Instructions for the task
Quote the data below in full, minus the images.

--- Start ---

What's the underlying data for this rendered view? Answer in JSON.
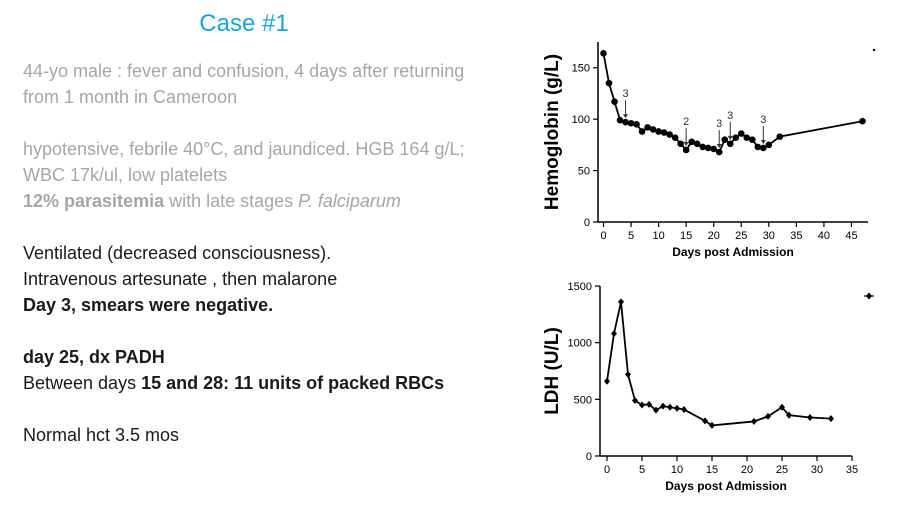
{
  "slide": {
    "title": "Case #1",
    "line1": "44-yo male : fever and confusion, 4 days after returning from 1 month in Cameroon",
    "line2": "hypotensive, febrile 40°C, and jaundiced. HGB 164 g/L; WBC 17k/ul, low platelets",
    "line3_bold": "12% parasitemia",
    "line3_mid": " with late stages ",
    "line3_italic": "P. falciparum",
    "line4": "Ventilated (decreased consciousness).",
    "line5": "Intravenous artesunate , then malarone",
    "line6": "Day 3, smears were negative.",
    "line7": "day 25, dx PADH",
    "line8_a": "Between days ",
    "line8_b": "15 and 28:  11 units of packed RBCs",
    "line9": "Normal hct 3.5 mos"
  },
  "chart_data": [
    {
      "type": "line",
      "ylabel": "Hemoglobin (g/L)",
      "xlabel": "Days post Admission",
      "xlim": [
        -1,
        48
      ],
      "ylim": [
        0,
        175
      ],
      "xticks": [
        0,
        5,
        10,
        15,
        20,
        25,
        30,
        35,
        40,
        45
      ],
      "yticks": [
        0,
        50,
        100,
        150
      ],
      "x": [
        0,
        1,
        2,
        3,
        4,
        5,
        6,
        7,
        8,
        9,
        10,
        11,
        12,
        13,
        14,
        15,
        16,
        17,
        18,
        19,
        20,
        21,
        22,
        23,
        24,
        25,
        26,
        27,
        28,
        29,
        30,
        32,
        47
      ],
      "y": [
        164,
        135,
        117,
        99,
        97,
        96,
        95,
        88,
        92,
        90,
        88,
        87,
        85,
        82,
        76,
        70,
        78,
        76,
        73,
        72,
        71,
        68,
        80,
        76,
        82,
        86,
        82,
        80,
        73,
        72,
        75,
        83,
        98
      ],
      "annotations": [
        {
          "day": 4,
          "text": "3"
        },
        {
          "day": 15,
          "text": "2"
        },
        {
          "day": 21,
          "text": "3"
        },
        {
          "day": 23,
          "text": "3"
        },
        {
          "day": 29,
          "text": "3"
        }
      ]
    },
    {
      "type": "line",
      "ylabel": "LDH (U/L)",
      "xlabel": "Days post Admission",
      "xlim": [
        -1,
        35
      ],
      "ylim": [
        0,
        1500
      ],
      "xticks": [
        0,
        5,
        10,
        15,
        20,
        25,
        30,
        35
      ],
      "yticks": [
        0,
        500,
        1000,
        1500
      ],
      "x": [
        0,
        1,
        2,
        3,
        4,
        5,
        6,
        7,
        8,
        9,
        10,
        11,
        14,
        15,
        21,
        23,
        25,
        26,
        29,
        32
      ],
      "y": [
        660,
        1080,
        1360,
        720,
        490,
        450,
        455,
        405,
        440,
        430,
        420,
        410,
        310,
        270,
        305,
        350,
        430,
        360,
        340,
        330
      ]
    }
  ]
}
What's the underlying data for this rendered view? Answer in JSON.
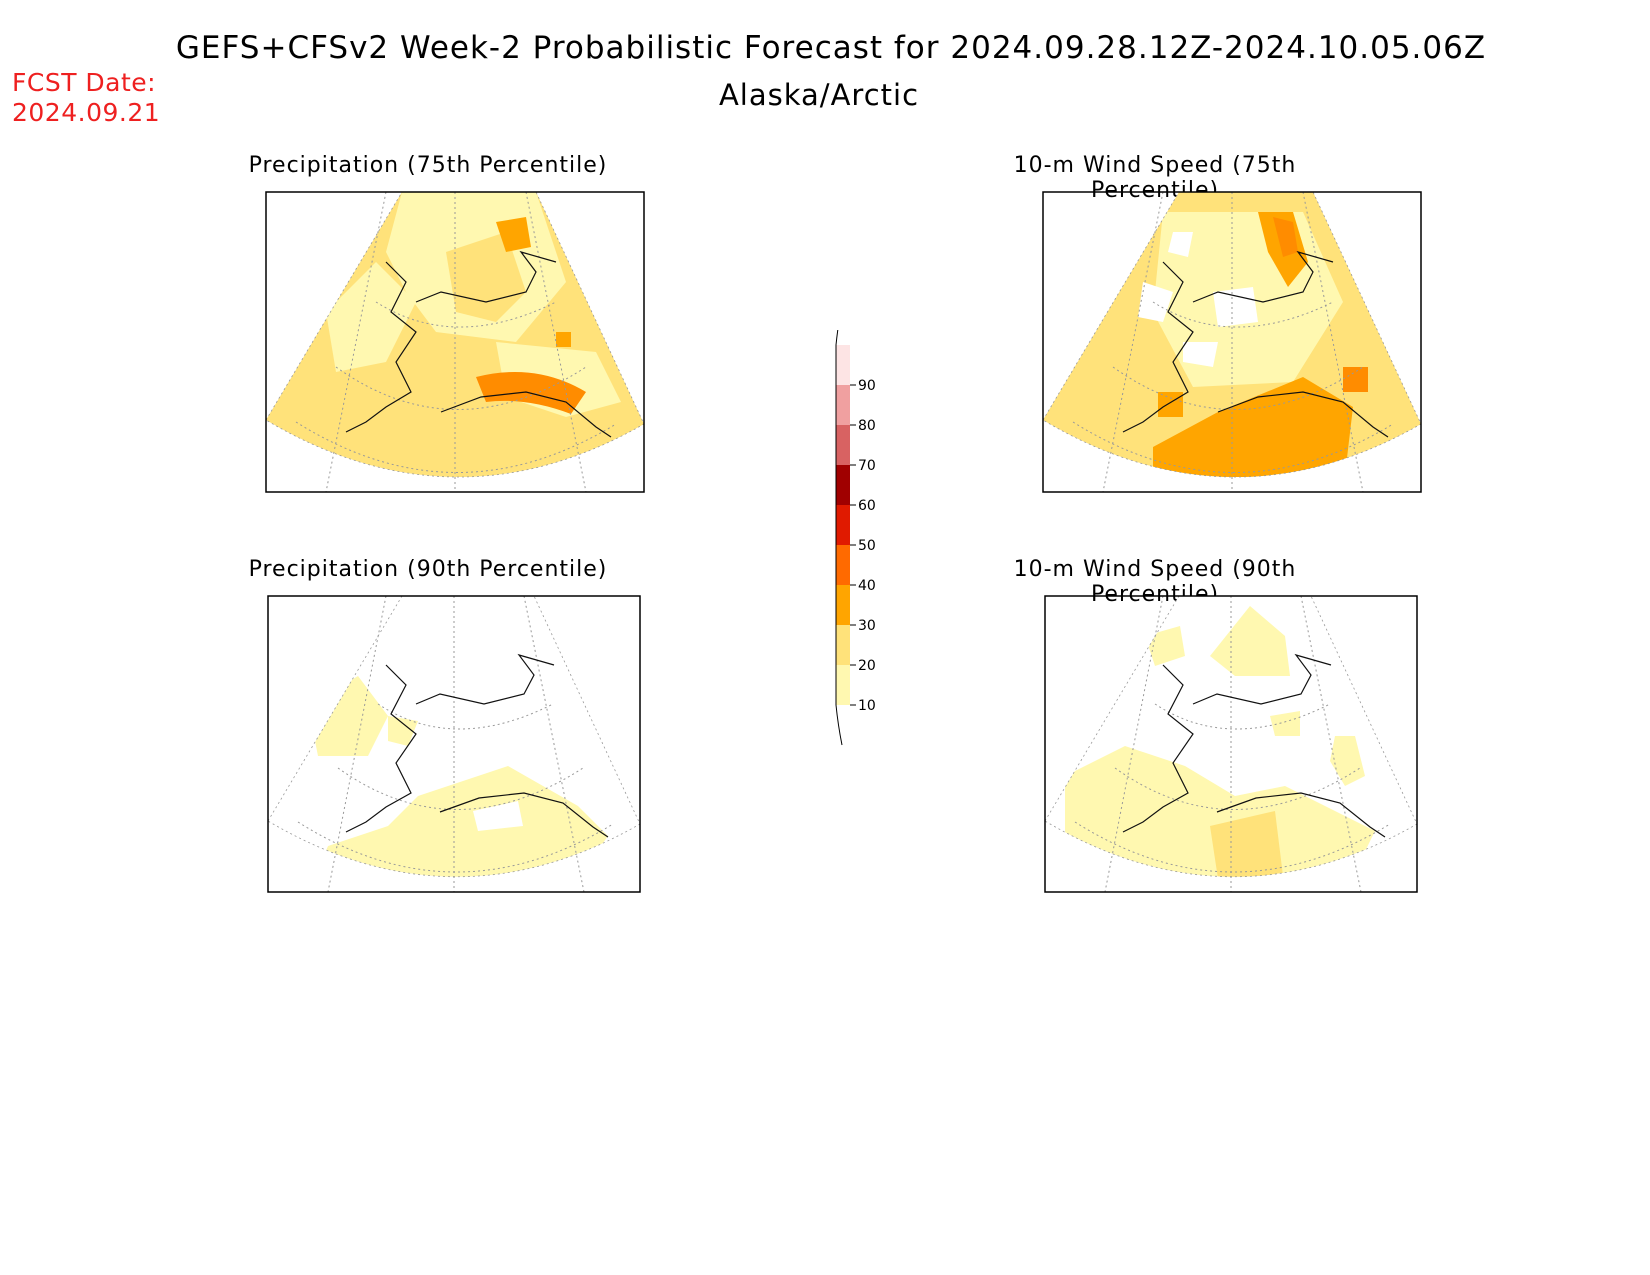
{
  "header": {
    "title": "GEFS+CFSv2 Week-2 Probabilistic Forecast for 2024.09.28.12Z-2024.10.05.06Z",
    "subtitle": "Alaska/Arctic",
    "fcst_label": "FCST Date:",
    "fcst_date": "2024.09.21"
  },
  "panels": [
    {
      "id": "precip75",
      "title": "Precipitation (75th Percentile)"
    },
    {
      "id": "wind75",
      "title": "10-m Wind Speed (75th Percentile)"
    },
    {
      "id": "precip90",
      "title": "Precipitation (90th Percentile)"
    },
    {
      "id": "wind90",
      "title": "10-m Wind Speed (90th Percentile)"
    }
  ],
  "legend": {
    "levels": [
      {
        "label": "10",
        "color": "#fff8b0"
      },
      {
        "label": "20",
        "color": "#ffe27a"
      },
      {
        "label": "30",
        "color": "#ffa500"
      },
      {
        "label": "40",
        "color": "#ff6a00"
      },
      {
        "label": "50",
        "color": "#e01a00"
      },
      {
        "label": "60",
        "color": "#a00000"
      },
      {
        "label": "70",
        "color": "#d86262"
      },
      {
        "label": "80",
        "color": "#f0a0a0"
      },
      {
        "label": "90",
        "color": "#fde4e4"
      }
    ]
  },
  "colors": {
    "fcst_text": "#ee2020",
    "light_yellow": "#fff8b0",
    "yellow": "#ffe27a",
    "orange": "#ffa500",
    "dark_orange": "#ff6a00"
  }
}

--- End ---

Task response
What's the underlying data for this rendered view? Answer in JSON.
{
  "slide": {
    "title": "Case #1",
    "line1": "44-yo male : fever and confusion, 4 days after returning from 1 month in Cameroon",
    "line2": "hypotensive, febrile 40°C, and jaundiced. HGB 164 g/L; WBC 17k/ul, low platelets",
    "line3_bold": "12% parasitemia",
    "line3_mid": " with late stages ",
    "line3_italic": "P. falciparum",
    "line4": "Ventilated (decreased consciousness).",
    "line5": "Intravenous artesunate , then malarone",
    "line6": "Day 3, smears were negative.",
    "line7": "day 25, dx PADH",
    "line8_a": "Between days ",
    "line8_b": "15 and 28:  11 units of packed RBCs",
    "line9": "Normal hct 3.5 mos"
  },
  "chart_data": [
    {
      "type": "line",
      "ylabel": "Hemoglobin (g/L)",
      "xlabel": "Days post Admission",
      "xlim": [
        -1,
        48
      ],
      "ylim": [
        0,
        175
      ],
      "xticks": [
        0,
        5,
        10,
        15,
        20,
        25,
        30,
        35,
        40,
        45
      ],
      "yticks": [
        0,
        50,
        100,
        150
      ],
      "x": [
        0,
        1,
        2,
        3,
        4,
        5,
        6,
        7,
        8,
        9,
        10,
        11,
        12,
        13,
        14,
        15,
        16,
        17,
        18,
        19,
        20,
        21,
        22,
        23,
        24,
        25,
        26,
        27,
        28,
        29,
        30,
        32,
        47
      ],
      "y": [
        164,
        135,
        117,
        99,
        97,
        96,
        95,
        88,
        92,
        90,
        88,
        87,
        85,
        82,
        76,
        70,
        78,
        76,
        73,
        72,
        71,
        68,
        80,
        76,
        82,
        86,
        82,
        80,
        73,
        72,
        75,
        83,
        98
      ],
      "annotations": [
        {
          "day": 4,
          "text": "3"
        },
        {
          "day": 15,
          "text": "2"
        },
        {
          "day": 21,
          "text": "3"
        },
        {
          "day": 23,
          "text": "3"
        },
        {
          "day": 29,
          "text": "3"
        }
      ]
    },
    {
      "type": "line",
      "ylabel": "LDH (U/L)",
      "xlabel": "Days post Admission",
      "xlim": [
        -1,
        35
      ],
      "ylim": [
        0,
        1500
      ],
      "xticks": [
        0,
        5,
        10,
        15,
        20,
        25,
        30,
        35
      ],
      "yticks": [
        0,
        500,
        1000,
        1500
      ],
      "x": [
        0,
        1,
        2,
        3,
        4,
        5,
        6,
        7,
        8,
        9,
        10,
        11,
        14,
        15,
        21,
        23,
        25,
        26,
        29,
        32
      ],
      "y": [
        660,
        1080,
        1360,
        720,
        490,
        450,
        455,
        405,
        440,
        430,
        420,
        410,
        310,
        270,
        305,
        350,
        430,
        360,
        340,
        330
      ]
    }
  ]
}
What's the underlying data for this rendered view? Answer in JSON.
{
  "header": {
    "title": "GEFS+CFSv2 Week-2 Probabilistic Forecast for 2024.09.28.12Z-2024.10.05.06Z",
    "subtitle": "Alaska/Arctic",
    "fcst_label": "FCST Date:",
    "fcst_date": "2024.09.21"
  },
  "panels": [
    {
      "id": "precip75",
      "title": "Precipitation (75th Percentile)"
    },
    {
      "id": "wind75",
      "title": "10-m Wind Speed (75th Percentile)"
    },
    {
      "id": "precip90",
      "title": "Precipitation (90th Percentile)"
    },
    {
      "id": "wind90",
      "title": "10-m Wind Speed (90th Percentile)"
    }
  ],
  "legend": {
    "levels": [
      {
        "label": "10",
        "color": "#fff8b0"
      },
      {
        "label": "20",
        "color": "#ffe27a"
      },
      {
        "label": "30",
        "color": "#ffa500"
      },
      {
        "label": "40",
        "color": "#ff6a00"
      },
      {
        "label": "50",
        "color": "#e01a00"
      },
      {
        "label": "60",
        "color": "#a00000"
      },
      {
        "label": "70",
        "color": "#d86262"
      },
      {
        "label": "80",
        "color": "#f0a0a0"
      },
      {
        "label": "90",
        "color": "#fde4e4"
      }
    ]
  },
  "colors": {
    "fcst_text": "#ee2020",
    "light_yellow": "#fff8b0",
    "yellow": "#ffe27a",
    "orange": "#ffa500",
    "dark_orange": "#ff6a00"
  }
}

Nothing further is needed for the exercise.